__Text passage__
# Mimi



## Yvonne G (Feb 13, 2010)

My daughter lives in a country neighborhood of 5 acre lots. Her house is the last one on the street. The neighbor in front and across the street from her let his house go back to the bank. For whatever reason. However, the jerk moved out a couple weeks ago and didn't take his animals. He left a mama and baby plus last year's baby goat, a cat and a pot bellied pig.

One by one, the goats escaped the property and ran away, and after a week went by and my daughter and I finally had the idea...hey, what happened to the pig? Who is feeding her. So we started feeding the pig and I contacted the realtor to see if I could have her.

I was able to talk a friend into bringing her horse trailer over this a.m. and we rounded up the pig and brought her to my house.

This poor pig is about 17 years old. She was purchased as a full grown pig by the previous owner of the house when I still lived where my daughter lives now. They had the pig for about 3 years before I moved, and I moved about 12 years ago.

I doubt the pig has ever seen a farrier or vet. Her hooves are extremely over grown and she has one tusk that broke off and one that is about to penetrate through the skin under her eye. She squeals worse than a squeeky brake when you even just touch her. And so-o-o-o dirty!

But she knows her name and comes when you call her. (just don't touch her!!)

So, here's my new addition. The vet is coming out Monday to have a look at her:

















If any of you have first hand experience with pot bellied pigs I would really appreciate some helpful hints about her care. I know absolutely NOTHING about pigs. I have a nice new bag of Mazuri pot bellied pig diet and she eats it. But how much? And should she be fed anything besides the pig diet? And can she be on the same pasture as my horse?


----------



## kimber_lee_314 (Feb 13, 2010)

Awww! Poor thing. What kind of AH leaves their animals behind? I don't know anything about pigs, but you're angel for helping her!


----------



## Maggie Cummings (Feb 13, 2010)

Oh my Lord what a homely animal! That's just so good of you to take her in Yvonne. This way she can spend the rest of her days in comfort. Will she share the barn with April? Horses like goats as companions do they accept pigs as well? That would be nice if she and April got along and would live together...Is it Mike Stabbe who's coming out?


----------



## Isa (Feb 14, 2010)

Yvonne, that is so nice of you to adopt her  Poor little one. Good luck


----------



## Yvonne G (Feb 14, 2010)

She is living next door to my horse, April. If I find out its ok to have a pig and a horse share a pasture with no "germs" making one or the other sick, then they will be both turned out on the pasture together.

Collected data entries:

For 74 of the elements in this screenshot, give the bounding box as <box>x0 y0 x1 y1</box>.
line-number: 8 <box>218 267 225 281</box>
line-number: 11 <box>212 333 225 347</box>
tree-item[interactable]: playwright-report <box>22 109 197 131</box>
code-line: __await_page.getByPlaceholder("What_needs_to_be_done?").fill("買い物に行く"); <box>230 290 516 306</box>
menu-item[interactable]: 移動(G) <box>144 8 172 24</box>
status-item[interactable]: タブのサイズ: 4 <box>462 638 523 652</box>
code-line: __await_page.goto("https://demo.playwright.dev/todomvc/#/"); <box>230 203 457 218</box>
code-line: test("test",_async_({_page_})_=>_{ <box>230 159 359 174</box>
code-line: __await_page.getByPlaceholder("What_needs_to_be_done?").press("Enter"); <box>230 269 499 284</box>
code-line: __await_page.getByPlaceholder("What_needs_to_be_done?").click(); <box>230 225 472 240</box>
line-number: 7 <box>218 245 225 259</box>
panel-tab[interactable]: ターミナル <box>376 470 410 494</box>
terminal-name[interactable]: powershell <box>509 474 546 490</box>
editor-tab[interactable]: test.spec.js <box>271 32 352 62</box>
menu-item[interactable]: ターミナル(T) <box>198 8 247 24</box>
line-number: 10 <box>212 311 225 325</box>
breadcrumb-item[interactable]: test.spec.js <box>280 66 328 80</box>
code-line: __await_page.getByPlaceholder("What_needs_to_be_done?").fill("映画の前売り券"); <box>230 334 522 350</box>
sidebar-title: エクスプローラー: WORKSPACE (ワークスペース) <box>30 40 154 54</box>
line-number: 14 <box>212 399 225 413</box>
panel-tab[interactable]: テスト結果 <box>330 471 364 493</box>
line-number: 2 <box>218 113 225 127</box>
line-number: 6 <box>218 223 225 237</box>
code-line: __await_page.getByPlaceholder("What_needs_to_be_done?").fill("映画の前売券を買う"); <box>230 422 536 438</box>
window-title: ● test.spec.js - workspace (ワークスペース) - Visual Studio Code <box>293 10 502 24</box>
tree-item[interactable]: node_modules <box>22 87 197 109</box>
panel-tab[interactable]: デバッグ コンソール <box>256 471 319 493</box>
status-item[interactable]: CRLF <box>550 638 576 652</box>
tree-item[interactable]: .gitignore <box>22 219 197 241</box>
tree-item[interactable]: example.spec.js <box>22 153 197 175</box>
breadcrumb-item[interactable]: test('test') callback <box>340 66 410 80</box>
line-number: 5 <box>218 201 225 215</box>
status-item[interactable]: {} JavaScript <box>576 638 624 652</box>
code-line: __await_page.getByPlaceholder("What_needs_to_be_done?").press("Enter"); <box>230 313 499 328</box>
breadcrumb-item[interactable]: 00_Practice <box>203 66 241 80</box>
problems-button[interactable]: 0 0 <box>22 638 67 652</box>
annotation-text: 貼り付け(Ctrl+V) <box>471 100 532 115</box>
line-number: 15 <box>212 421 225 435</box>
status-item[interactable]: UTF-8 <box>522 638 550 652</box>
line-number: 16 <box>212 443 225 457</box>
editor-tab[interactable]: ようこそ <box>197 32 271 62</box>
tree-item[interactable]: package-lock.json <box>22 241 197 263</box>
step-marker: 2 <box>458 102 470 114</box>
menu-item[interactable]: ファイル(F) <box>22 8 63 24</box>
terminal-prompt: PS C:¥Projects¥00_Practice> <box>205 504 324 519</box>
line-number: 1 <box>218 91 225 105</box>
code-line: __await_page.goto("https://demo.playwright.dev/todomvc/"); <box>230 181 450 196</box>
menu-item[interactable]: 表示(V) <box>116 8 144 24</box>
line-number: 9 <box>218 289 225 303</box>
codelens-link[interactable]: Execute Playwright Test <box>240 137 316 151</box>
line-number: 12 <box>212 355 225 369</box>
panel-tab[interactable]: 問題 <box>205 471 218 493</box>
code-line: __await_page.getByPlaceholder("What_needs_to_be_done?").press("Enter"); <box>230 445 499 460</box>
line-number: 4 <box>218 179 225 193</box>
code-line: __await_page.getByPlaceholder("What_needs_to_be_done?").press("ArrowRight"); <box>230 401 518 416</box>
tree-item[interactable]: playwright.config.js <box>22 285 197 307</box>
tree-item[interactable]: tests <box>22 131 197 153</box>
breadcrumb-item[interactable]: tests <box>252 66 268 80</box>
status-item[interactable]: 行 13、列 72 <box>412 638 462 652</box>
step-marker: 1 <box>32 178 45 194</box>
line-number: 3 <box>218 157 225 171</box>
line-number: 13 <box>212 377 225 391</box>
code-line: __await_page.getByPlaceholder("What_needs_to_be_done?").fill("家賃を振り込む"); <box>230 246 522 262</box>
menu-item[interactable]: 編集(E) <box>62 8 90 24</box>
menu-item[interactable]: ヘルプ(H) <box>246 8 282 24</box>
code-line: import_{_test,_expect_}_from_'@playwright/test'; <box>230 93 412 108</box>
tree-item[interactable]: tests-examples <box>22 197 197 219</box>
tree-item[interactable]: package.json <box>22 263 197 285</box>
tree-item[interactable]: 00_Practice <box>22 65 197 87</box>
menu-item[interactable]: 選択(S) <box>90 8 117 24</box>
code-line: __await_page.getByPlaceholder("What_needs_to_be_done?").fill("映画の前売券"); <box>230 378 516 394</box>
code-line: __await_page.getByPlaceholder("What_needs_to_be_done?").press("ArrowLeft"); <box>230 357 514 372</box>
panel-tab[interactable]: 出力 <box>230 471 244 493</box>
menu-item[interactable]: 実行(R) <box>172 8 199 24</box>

__Problems to solve__
**1)** Find every line in the entries above that contains the string "breadcrumb", matching case exactly, and copy each of those lines.
**2)** Extend the forum thread about the rescued pot-bellied pig, picking up right after its final post.

__Set of answers__
**1)**
breadcrumb-item[interactable]: test.spec.js <box>280 66 328 80</box>
breadcrumb-item[interactable]: test('test') callback <box>340 66 410 80</box>
breadcrumb-item[interactable]: 00_Practice <box>203 66 241 80</box>
breadcrumb-item[interactable]: tests <box>252 66 268 80</box>

**2)**
April was very curious to see what that "thing" was that I put next door to her. She spent the whole day with her head over the fence and occasionally pawing the ground. I don't know if she wanted to kill it or just see what it was. But she sure looked pretty with her ears flicked forward and such an intent look on her face.

My vet for the pig will be Dr. Sue Lynch. She used to be the vet at our zoo, but now has a private mobile practice. Dr. Stabbe only does horses.


----------



## dreadyA (Feb 14, 2010)

my brothers significant other have a pot bellied. I hear her say she feeds theirs table scraps and a whole bunch of left overs...and get this, she said bacon too!! :[ 
Of course, i really dont know proper diet for pigs.
good luck!

btw: mimi is my sisters name, haha!


----------



## Laura (Feb 14, 2010)

google them and see what the basic care sheet is for them. or hmmm maybe there is a Pot Bellie Pig Forum.. 
I would bet she need a good swine swine pelleted wormer. I know they get overfed a lot. Lots of veggies i think.. got a good farmers market near you?


----------



## Italianlnm (Feb 14, 2010)

Zac and I have two potbelly pigs. We keep them out in the same pasture with the two cows with no problems. They have all been wormed, and the vet said there wasn't really anything that they could transfer over..So we went for it. I think the cows get a hoot out of the pigs.

We feed them the mazuri potbelly and we also give them vegetable peelings and stuff.. Not all scraps.. just veggie peelings.. Grated carrots, potato peeling, stuff like that.. But that is a treat and the mazuri is their main diet.

You should talk to the vet about maybe giving her a relaxer to trip the tusk and hooves. Our vet is also our farrier, so I'm not sure if you would need to contact a separate farrier. 

I have had our pigs for about 3 years now on my parents farm, until they moved and I took over the farm.. So technically it is now Zac's and mine.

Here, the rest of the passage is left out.